**To do**
Please quote every line word for word.

## Begin Dataset content

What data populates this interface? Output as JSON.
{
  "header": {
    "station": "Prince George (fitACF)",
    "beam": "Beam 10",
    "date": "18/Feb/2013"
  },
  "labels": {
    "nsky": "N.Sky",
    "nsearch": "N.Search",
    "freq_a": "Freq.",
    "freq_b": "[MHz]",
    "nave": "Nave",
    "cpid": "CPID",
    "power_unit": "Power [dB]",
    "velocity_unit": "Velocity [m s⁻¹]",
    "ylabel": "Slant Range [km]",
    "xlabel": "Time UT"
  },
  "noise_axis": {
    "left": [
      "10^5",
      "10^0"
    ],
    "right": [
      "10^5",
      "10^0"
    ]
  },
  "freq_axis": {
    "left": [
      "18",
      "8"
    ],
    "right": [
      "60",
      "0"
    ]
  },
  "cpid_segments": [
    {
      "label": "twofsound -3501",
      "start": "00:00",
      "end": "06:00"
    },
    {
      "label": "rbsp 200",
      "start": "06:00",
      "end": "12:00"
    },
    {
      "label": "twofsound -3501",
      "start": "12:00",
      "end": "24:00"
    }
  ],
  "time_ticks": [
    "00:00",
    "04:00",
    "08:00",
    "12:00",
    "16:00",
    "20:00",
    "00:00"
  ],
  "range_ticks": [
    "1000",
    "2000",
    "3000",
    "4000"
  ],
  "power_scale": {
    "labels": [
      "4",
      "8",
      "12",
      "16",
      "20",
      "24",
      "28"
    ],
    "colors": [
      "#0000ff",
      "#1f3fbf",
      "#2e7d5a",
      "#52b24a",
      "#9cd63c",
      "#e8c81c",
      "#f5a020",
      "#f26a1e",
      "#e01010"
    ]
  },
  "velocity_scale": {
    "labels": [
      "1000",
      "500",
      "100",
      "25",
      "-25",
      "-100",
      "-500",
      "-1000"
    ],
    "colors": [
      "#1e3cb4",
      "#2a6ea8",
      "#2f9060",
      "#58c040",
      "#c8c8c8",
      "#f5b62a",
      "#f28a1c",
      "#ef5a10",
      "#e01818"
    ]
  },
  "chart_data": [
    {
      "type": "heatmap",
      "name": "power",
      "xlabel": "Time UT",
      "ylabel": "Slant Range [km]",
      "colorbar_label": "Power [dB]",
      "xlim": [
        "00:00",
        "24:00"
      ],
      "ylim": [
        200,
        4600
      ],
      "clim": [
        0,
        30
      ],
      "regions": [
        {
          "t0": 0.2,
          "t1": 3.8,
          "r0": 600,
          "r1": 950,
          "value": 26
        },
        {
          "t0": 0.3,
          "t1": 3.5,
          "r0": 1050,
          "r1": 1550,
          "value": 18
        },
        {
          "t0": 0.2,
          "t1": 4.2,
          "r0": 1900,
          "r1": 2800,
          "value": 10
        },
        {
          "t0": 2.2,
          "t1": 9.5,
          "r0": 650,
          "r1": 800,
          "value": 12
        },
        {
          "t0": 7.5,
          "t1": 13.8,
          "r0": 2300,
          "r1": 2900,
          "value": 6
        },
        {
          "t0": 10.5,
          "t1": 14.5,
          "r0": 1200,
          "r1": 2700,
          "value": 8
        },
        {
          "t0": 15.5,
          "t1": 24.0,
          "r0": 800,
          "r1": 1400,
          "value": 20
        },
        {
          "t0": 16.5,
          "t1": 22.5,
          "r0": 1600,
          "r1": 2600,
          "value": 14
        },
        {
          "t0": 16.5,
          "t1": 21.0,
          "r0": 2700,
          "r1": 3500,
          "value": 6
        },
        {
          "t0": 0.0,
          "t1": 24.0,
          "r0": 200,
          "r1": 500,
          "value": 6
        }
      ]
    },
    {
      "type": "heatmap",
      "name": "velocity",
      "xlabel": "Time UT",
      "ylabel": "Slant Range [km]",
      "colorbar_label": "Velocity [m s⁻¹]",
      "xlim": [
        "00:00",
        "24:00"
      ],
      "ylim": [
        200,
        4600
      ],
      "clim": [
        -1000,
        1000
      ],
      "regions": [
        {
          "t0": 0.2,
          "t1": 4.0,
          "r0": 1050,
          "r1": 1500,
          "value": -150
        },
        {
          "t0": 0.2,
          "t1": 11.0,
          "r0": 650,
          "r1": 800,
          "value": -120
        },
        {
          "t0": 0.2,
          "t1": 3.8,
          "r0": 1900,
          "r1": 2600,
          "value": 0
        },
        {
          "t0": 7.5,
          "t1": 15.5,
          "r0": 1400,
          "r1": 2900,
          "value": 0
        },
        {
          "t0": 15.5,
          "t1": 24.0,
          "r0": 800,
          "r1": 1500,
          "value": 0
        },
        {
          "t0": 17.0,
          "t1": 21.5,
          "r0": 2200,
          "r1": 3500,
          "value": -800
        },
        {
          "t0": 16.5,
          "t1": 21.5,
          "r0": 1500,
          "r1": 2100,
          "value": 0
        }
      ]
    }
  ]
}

## End Dataset content

**Completed exercise**
What data populates this interface? Output as JSON.
{
  "header": {
    "station": "Prince George (fitACF)",
    "beam": "Beam 10",
    "date": "18/Feb/2013"
  },
  "labels": {
    "nsky": "N.Sky",
    "nsearch": "N.Search",
    "freq_a": "Freq.",
    "freq_b": "[MHz]",
    "nave": "Nave",
    "cpid": "CPID",
    "power_unit": "Power [dB]",
    "velocity_unit": "Velocity [m s⁻¹]",
    "ylabel": "Slant Range [km]",
    "xlabel": "Time UT"
  },
  "noise_axis": {
    "left": [
      "10^5",
      "10^0"
    ],
    "right": [
      "10^5",
      "10^0"
    ]
  },
  "freq_axis": {
    "left": [
      "18",
      "8"
    ],
    "right": [
      "60",
      "0"
    ]
  },
  "cpid_segments": [
    {
      "label": "twofsound -3501",
      "start": "00:00",
      "end": "06:00"
    },
    {
      "label": "rbsp 200",
      "start": "06:00",
      "end": "12:00"
    },
    {
      "label": "twofsound -3501",
      "start": "12:00",
      "end": "24:00"
    }
  ],
  "time_ticks": [
    "00:00",
    "04:00",
    "08:00",
    "12:00",
    "16:00",
    "20:00",
    "00:00"
  ],
  "range_ticks": [
    "1000",
    "2000",
    "3000",
    "4000"
  ],
  "power_scale": {
    "labels": [
      "4",
      "8",
      "12",
      "16",
      "20",
      "24",
      "28"
    ],
    "colors": [
      "#0000ff",
      "#1f3fbf",
      "#2e7d5a",
      "#52b24a",
      "#9cd63c",
      "#e8c81c",
      "#f5a020",
      "#f26a1e",
      "#e01010"
    ]
  },
  "velocity_scale": {
    "labels": [
      "1000",
      "500",
      "100",
      "25",
      "-25",
      "-100",
      "-500",
      "-1000"
    ],
    "colors": [
      "#1e3cb4",
      "#2a6ea8",
      "#2f9060",
      "#58c040",
      "#c8c8c8",
      "#f5b62a",
      "#f28a1c",
      "#ef5a10",
      "#e01818"
    ]
  },
  "chart_data": [
    {
      "type": "heatmap",
      "name": "power",
      "xlabel": "Time UT",
      "ylabel": "Slant Range [km]",
      "colorbar_label": "Power [dB]",
      "xlim": [
        "00:00",
        "24:00"
      ],
      "ylim": [
        200,
        4600
      ],
      "clim": [
        0,
        30
      ],
      "regions": [
        {
          "t0": 0.2,
          "t1": 3.8,
          "r0": 600,
          "r1": 950,
          "value": 26
        },
        {
          "t0": 0.3,
          "t1": 3.5,
          "r0": 1050,
          "r1": 1550,
          "value": 18
        },
        {
          "t0": 0.2,
          "t1": 4.2,
          "r0": 1900,
          "r1": 2800,
          "value": 10
        },
        {
          "t0": 2.2,
          "t1": 9.5,
          "r0": 650,
          "r1": 800,
          "value": 12
        },
        {
          "t0": 7.5,
          "t1": 13.8,
          "r0": 2300,
          "r1": 2900,
          "value": 6
        },
        {
          "t0": 10.5,
          "t1": 14.5,
          "r0": 1200,
          "r1": 2700,
          "value": 8
        },
        {
          "t0": 15.5,
          "t1": 24.0,
          "r0": 800,
          "r1": 1400,
          "value": 20
        },
        {
          "t0": 16.5,
          "t1": 22.5,
          "r0": 1600,
          "r1": 2600,
          "value": 14
        },
        {
          "t0": 16.5,
          "t1": 21.0,
          "r0": 2700,
          "r1": 3500,
          "value": 6
        },
        {
          "t0": 0.0,
          "t1": 24.0,
          "r0": 200,
          "r1": 500,
          "value": 6
        }
      ]
    },
    {
      "type": "heatmap",
      "name": "velocity",
      "xlabel": "Time UT",
      "ylabel": "Slant Range [km]",
      "colorbar_label": "Velocity [m s⁻¹]",
      "xlim": [
        "00:00",
        "24:00"
      ],
      "ylim": [
        200,
        4600
      ],
      "clim": [
        -1000,
        1000
      ],
      "regions": [
        {
          "t0": 0.2,
          "t1": 4.0,
          "r0": 1050,
          "r1": 1500,
          "value": -150
        },
        {
          "t0": 0.2,
          "t1": 11.0,
          "r0": 650,
          "r1": 800,
          "value": -120
        },
        {
          "t0": 0.2,
          "t1": 3.8,
          "r0": 1900,
          "r1": 2600,
          "value": 0
        },
        {
          "t0": 7.5,
          "t1": 15.5,
          "r0": 1400,
          "r1": 2900,
          "value": 0
        },
        {
          "t0": 15.5,
          "t1": 24.0,
          "r0": 800,
          "r1": 1500,
          "value": 0
        },
        {
          "t0": 17.0,
          "t1": 21.5,
          "r0": 2200,
          "r1": 3500,
          "value": -800
        },
        {
          "t0": 16.5,
          "t1": 21.5,
          "r0": 1500,
          "r1": 2100,
          "value": 0
        }
      ]
    }
  ]
}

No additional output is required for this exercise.